[WHAT TO PRODUCE]
Show every line that has the string "ylabel" in it.

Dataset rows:
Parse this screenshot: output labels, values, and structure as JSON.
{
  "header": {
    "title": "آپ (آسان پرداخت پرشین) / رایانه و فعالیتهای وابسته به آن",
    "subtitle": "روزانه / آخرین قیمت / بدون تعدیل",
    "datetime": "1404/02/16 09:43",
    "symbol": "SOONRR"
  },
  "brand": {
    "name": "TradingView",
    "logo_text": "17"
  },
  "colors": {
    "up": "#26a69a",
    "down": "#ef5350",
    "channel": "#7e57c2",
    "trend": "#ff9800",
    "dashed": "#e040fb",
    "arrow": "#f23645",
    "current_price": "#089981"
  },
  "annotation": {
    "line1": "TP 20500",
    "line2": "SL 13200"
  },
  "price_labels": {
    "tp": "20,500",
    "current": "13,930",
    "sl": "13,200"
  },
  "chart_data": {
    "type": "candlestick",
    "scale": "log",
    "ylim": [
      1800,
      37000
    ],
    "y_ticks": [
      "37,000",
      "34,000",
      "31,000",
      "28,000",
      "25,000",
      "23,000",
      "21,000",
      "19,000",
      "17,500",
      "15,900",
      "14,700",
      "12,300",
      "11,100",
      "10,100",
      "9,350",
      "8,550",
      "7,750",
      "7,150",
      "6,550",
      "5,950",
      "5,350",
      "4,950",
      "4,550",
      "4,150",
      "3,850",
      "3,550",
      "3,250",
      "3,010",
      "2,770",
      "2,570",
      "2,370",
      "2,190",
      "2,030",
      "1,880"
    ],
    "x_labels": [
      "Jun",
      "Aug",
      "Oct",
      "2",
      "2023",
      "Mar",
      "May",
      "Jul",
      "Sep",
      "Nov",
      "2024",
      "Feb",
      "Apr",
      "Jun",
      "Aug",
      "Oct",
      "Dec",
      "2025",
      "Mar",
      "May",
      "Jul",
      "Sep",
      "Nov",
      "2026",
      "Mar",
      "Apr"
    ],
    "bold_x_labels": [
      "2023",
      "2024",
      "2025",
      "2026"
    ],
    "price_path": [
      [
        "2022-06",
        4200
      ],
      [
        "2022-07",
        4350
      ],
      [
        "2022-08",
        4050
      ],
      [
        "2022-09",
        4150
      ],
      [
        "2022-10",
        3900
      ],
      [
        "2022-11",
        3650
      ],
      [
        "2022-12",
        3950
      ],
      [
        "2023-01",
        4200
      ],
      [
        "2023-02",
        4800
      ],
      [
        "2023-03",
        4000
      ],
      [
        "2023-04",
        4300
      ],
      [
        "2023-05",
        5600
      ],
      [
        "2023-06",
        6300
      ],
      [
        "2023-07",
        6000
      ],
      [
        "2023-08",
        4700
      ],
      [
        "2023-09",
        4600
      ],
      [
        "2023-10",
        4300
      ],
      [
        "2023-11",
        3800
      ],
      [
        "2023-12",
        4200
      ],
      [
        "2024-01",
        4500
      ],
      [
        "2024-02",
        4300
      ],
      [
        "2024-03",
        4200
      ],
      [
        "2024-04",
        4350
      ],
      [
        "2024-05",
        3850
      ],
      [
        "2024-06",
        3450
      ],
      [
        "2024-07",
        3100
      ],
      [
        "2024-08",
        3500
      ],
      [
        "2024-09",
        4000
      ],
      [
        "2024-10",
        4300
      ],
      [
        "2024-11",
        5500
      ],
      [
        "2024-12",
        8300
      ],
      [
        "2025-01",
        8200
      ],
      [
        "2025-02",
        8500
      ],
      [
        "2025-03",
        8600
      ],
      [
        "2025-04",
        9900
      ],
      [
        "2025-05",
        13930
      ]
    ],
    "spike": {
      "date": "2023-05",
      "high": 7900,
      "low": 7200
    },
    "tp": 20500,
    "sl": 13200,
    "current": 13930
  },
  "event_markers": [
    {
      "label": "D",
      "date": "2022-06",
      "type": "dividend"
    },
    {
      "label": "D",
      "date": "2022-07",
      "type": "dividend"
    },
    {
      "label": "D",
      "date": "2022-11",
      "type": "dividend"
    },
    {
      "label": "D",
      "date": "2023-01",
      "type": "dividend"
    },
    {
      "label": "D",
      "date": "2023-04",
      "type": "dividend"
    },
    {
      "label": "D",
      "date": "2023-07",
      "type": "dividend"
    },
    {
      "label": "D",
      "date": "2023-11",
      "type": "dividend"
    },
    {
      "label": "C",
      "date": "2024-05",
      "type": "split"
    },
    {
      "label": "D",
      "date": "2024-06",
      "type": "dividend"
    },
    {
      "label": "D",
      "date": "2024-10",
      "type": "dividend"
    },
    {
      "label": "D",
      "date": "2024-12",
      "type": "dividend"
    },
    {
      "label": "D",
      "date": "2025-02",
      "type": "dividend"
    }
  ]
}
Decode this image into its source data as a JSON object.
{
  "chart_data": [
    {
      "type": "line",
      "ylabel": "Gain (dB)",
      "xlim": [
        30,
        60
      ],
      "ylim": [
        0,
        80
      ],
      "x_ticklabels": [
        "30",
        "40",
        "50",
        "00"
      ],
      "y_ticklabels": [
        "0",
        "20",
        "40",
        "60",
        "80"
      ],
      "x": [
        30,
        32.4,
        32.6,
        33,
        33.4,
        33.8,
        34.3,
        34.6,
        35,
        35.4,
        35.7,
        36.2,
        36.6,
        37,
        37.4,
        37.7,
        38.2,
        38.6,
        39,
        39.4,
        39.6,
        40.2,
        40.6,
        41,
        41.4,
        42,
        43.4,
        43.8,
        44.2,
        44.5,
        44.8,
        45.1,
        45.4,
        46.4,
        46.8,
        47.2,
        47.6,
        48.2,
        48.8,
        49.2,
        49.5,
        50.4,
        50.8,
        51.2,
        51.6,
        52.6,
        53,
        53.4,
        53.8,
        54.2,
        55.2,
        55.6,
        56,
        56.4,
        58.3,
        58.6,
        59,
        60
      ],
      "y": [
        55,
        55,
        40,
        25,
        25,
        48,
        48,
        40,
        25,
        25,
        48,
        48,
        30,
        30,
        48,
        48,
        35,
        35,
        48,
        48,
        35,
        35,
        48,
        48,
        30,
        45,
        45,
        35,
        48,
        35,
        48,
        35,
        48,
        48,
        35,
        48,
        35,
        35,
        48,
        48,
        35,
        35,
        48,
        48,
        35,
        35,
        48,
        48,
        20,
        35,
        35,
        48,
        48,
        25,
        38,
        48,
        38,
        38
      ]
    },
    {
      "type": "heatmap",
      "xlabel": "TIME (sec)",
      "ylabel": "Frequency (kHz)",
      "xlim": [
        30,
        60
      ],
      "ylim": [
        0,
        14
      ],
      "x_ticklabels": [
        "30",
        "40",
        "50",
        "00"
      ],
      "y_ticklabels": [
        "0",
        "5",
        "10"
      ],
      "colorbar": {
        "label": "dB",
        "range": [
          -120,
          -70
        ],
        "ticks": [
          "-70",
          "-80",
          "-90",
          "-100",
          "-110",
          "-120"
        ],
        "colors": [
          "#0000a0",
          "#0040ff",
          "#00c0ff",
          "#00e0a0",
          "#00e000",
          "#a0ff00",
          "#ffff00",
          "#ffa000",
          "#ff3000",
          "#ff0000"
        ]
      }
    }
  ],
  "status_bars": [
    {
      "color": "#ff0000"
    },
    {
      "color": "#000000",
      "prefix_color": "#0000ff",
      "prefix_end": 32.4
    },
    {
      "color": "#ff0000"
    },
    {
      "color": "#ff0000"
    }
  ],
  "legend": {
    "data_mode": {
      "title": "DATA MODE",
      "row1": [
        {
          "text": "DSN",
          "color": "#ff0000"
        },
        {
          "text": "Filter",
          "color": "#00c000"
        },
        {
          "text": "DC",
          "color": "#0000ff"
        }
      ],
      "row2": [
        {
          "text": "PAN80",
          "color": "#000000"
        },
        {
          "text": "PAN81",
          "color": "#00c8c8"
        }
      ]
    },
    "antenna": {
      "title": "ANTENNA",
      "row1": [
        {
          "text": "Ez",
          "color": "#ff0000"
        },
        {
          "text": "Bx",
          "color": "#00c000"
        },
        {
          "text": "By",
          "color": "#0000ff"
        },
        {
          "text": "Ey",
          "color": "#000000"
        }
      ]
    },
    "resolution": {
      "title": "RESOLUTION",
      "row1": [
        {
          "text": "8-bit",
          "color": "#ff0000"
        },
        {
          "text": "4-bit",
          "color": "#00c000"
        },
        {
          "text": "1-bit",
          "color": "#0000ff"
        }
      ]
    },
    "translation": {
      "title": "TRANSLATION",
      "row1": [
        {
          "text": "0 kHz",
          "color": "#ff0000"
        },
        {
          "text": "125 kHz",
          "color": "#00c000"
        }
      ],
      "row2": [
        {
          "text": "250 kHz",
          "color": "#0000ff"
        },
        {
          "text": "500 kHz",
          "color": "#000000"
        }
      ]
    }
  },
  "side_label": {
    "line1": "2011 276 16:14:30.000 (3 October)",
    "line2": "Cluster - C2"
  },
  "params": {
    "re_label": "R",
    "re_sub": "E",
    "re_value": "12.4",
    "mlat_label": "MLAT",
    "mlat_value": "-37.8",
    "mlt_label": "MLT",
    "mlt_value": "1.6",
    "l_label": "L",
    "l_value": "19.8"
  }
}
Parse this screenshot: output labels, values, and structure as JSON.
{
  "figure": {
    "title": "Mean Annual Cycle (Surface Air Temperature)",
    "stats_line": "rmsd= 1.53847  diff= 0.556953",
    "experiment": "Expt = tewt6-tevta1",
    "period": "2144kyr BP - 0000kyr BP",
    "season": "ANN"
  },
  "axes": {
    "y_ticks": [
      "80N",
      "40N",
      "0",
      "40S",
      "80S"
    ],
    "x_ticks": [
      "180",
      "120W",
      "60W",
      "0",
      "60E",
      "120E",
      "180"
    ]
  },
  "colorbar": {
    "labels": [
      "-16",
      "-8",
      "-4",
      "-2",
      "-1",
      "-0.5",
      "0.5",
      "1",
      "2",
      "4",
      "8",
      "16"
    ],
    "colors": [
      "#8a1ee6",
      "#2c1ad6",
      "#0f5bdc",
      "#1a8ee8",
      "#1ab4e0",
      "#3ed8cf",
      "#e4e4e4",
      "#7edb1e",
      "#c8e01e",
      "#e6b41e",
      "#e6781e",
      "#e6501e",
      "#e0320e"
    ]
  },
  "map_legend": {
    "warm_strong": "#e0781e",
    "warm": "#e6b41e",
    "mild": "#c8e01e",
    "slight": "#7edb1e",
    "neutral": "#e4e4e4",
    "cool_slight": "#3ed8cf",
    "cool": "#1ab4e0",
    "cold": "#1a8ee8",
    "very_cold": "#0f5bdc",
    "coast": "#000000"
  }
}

[WRITTEN ANSWER]
      "ylabel": "Gain (dB)",
      "ylabel": "Frequency (kHz)",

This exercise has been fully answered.